▶ Stated problem: Please print the following records line by line, keeping every character unchanged.

-- start Working data --

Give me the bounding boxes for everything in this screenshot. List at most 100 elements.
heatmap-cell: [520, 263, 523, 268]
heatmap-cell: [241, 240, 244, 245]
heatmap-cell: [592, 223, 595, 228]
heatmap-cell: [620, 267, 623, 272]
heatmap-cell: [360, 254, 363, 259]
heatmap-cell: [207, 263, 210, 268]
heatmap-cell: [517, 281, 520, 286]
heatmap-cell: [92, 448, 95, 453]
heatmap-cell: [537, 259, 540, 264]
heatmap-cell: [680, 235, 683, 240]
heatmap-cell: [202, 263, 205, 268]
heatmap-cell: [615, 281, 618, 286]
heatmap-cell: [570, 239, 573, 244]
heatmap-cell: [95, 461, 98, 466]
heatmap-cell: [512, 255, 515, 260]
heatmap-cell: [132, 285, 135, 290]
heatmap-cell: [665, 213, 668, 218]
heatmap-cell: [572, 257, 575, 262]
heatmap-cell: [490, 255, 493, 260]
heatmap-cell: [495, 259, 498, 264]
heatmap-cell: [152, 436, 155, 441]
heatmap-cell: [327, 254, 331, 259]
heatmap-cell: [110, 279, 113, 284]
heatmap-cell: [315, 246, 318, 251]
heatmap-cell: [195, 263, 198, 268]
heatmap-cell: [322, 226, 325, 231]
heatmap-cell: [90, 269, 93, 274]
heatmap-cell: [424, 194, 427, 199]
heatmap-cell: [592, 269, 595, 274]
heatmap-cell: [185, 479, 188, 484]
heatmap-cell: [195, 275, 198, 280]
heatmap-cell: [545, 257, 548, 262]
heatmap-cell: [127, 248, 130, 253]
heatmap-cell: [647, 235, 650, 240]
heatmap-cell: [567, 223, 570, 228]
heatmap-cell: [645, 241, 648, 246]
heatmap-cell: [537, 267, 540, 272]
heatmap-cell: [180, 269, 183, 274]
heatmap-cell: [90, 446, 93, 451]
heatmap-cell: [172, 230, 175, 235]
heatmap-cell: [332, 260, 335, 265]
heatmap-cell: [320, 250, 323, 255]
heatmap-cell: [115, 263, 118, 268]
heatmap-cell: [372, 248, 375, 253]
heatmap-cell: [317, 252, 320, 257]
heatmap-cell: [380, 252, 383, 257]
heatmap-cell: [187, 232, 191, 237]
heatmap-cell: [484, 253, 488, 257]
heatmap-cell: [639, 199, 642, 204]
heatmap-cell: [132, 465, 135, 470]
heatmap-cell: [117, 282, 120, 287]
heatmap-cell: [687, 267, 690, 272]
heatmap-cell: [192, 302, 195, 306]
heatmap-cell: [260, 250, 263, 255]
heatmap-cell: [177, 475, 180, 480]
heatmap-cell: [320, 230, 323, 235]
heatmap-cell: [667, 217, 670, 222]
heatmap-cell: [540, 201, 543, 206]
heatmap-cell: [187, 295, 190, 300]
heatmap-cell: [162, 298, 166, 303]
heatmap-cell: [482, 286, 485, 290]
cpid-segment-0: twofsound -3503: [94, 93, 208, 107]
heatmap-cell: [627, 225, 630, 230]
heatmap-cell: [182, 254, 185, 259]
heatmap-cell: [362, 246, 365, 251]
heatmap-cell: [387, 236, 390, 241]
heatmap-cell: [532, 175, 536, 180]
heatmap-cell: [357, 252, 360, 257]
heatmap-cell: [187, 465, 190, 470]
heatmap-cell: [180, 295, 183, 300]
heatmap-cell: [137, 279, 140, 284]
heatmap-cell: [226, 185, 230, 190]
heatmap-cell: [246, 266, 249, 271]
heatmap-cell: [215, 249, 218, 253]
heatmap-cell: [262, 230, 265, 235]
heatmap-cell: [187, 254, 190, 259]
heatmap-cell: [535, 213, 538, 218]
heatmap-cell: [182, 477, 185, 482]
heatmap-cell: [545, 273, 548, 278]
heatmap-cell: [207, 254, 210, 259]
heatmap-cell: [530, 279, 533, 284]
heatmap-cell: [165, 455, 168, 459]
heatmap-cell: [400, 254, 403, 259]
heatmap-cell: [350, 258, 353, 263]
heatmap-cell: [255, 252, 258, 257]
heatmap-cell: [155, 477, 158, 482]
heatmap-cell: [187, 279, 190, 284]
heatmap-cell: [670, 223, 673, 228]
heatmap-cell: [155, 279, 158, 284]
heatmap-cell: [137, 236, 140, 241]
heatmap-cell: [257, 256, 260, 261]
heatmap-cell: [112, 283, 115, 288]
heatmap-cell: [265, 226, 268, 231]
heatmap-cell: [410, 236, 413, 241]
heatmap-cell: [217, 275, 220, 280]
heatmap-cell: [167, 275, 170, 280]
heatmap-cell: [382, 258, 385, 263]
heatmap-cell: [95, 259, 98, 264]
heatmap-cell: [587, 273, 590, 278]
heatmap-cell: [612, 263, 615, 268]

-- end Working data --

▶ Answer for the task:
Give me the bounding boxes for everything in this screenshot. List at most 100 elements.
heatmap-cell: [520, 263, 523, 268]
heatmap-cell: [241, 240, 244, 245]
heatmap-cell: [592, 223, 595, 228]
heatmap-cell: [620, 267, 623, 272]
heatmap-cell: [360, 254, 363, 259]
heatmap-cell: [207, 263, 210, 268]
heatmap-cell: [517, 281, 520, 286]
heatmap-cell: [92, 448, 95, 453]
heatmap-cell: [537, 259, 540, 264]
heatmap-cell: [680, 235, 683, 240]
heatmap-cell: [202, 263, 205, 268]
heatmap-cell: [615, 281, 618, 286]
heatmap-cell: [570, 239, 573, 244]
heatmap-cell: [95, 461, 98, 466]
heatmap-cell: [512, 255, 515, 260]
heatmap-cell: [132, 285, 135, 290]
heatmap-cell: [665, 213, 668, 218]
heatmap-cell: [572, 257, 575, 262]
heatmap-cell: [490, 255, 493, 260]
heatmap-cell: [495, 259, 498, 264]
heatmap-cell: [152, 436, 155, 441]
heatmap-cell: [327, 254, 331, 259]
heatmap-cell: [110, 279, 113, 284]
heatmap-cell: [315, 246, 318, 251]
heatmap-cell: [195, 263, 198, 268]
heatmap-cell: [322, 226, 325, 231]
heatmap-cell: [90, 269, 93, 274]
heatmap-cell: [424, 194, 427, 199]
heatmap-cell: [592, 269, 595, 274]
heatmap-cell: [185, 479, 188, 484]
heatmap-cell: [195, 275, 198, 280]
heatmap-cell: [545, 257, 548, 262]
heatmap-cell: [127, 248, 130, 253]
heatmap-cell: [647, 235, 650, 240]
heatmap-cell: [567, 223, 570, 228]
heatmap-cell: [645, 241, 648, 246]
heatmap-cell: [537, 267, 540, 272]
heatmap-cell: [180, 269, 183, 274]
heatmap-cell: [90, 446, 93, 451]
heatmap-cell: [172, 230, 175, 235]
heatmap-cell: [332, 260, 335, 265]
heatmap-cell: [320, 250, 323, 255]
heatmap-cell: [115, 263, 118, 268]
heatmap-cell: [372, 248, 375, 253]
heatmap-cell: [317, 252, 320, 257]
heatmap-cell: [380, 252, 383, 257]
heatmap-cell: [187, 232, 191, 237]
heatmap-cell: [484, 253, 488, 257]
heatmap-cell: [639, 199, 642, 204]
heatmap-cell: [132, 465, 135, 470]
heatmap-cell: [117, 282, 120, 287]
heatmap-cell: [687, 267, 690, 272]
heatmap-cell: [192, 302, 195, 306]
heatmap-cell: [260, 250, 263, 255]
heatmap-cell: [177, 475, 180, 480]
heatmap-cell: [320, 230, 323, 235]
heatmap-cell: [667, 217, 670, 222]
heatmap-cell: [540, 201, 543, 206]
heatmap-cell: [187, 295, 190, 300]
heatmap-cell: [162, 298, 166, 303]
heatmap-cell: [482, 286, 485, 290]
cpid-segment-0: twofsound -3503: [94, 93, 208, 107]
heatmap-cell: [627, 225, 630, 230]
heatmap-cell: [182, 254, 185, 259]
heatmap-cell: [362, 246, 365, 251]
heatmap-cell: [387, 236, 390, 241]
heatmap-cell: [532, 175, 536, 180]
heatmap-cell: [357, 252, 360, 257]
heatmap-cell: [187, 465, 190, 470]
heatmap-cell: [180, 295, 183, 300]
heatmap-cell: [137, 279, 140, 284]
heatmap-cell: [226, 185, 230, 190]
heatmap-cell: [246, 266, 249, 271]
heatmap-cell: [215, 249, 218, 253]
heatmap-cell: [262, 230, 265, 235]
heatmap-cell: [187, 254, 190, 259]
heatmap-cell: [535, 213, 538, 218]
heatmap-cell: [182, 477, 185, 482]
heatmap-cell: [545, 273, 548, 278]
heatmap-cell: [207, 254, 210, 259]
heatmap-cell: [530, 279, 533, 284]
heatmap-cell: [165, 455, 168, 459]
heatmap-cell: [400, 254, 403, 259]
heatmap-cell: [350, 258, 353, 263]
heatmap-cell: [255, 252, 258, 257]
heatmap-cell: [155, 477, 158, 482]
heatmap-cell: [187, 279, 190, 284]
heatmap-cell: [670, 223, 673, 228]
heatmap-cell: [155, 279, 158, 284]
heatmap-cell: [137, 236, 140, 241]
heatmap-cell: [257, 256, 260, 261]
heatmap-cell: [112, 283, 115, 288]
heatmap-cell: [265, 226, 268, 231]
heatmap-cell: [410, 236, 413, 241]
heatmap-cell: [217, 275, 220, 280]
heatmap-cell: [167, 275, 170, 280]
heatmap-cell: [382, 258, 385, 263]
heatmap-cell: [95, 259, 98, 264]
heatmap-cell: [587, 273, 590, 278]
heatmap-cell: [612, 263, 615, 268]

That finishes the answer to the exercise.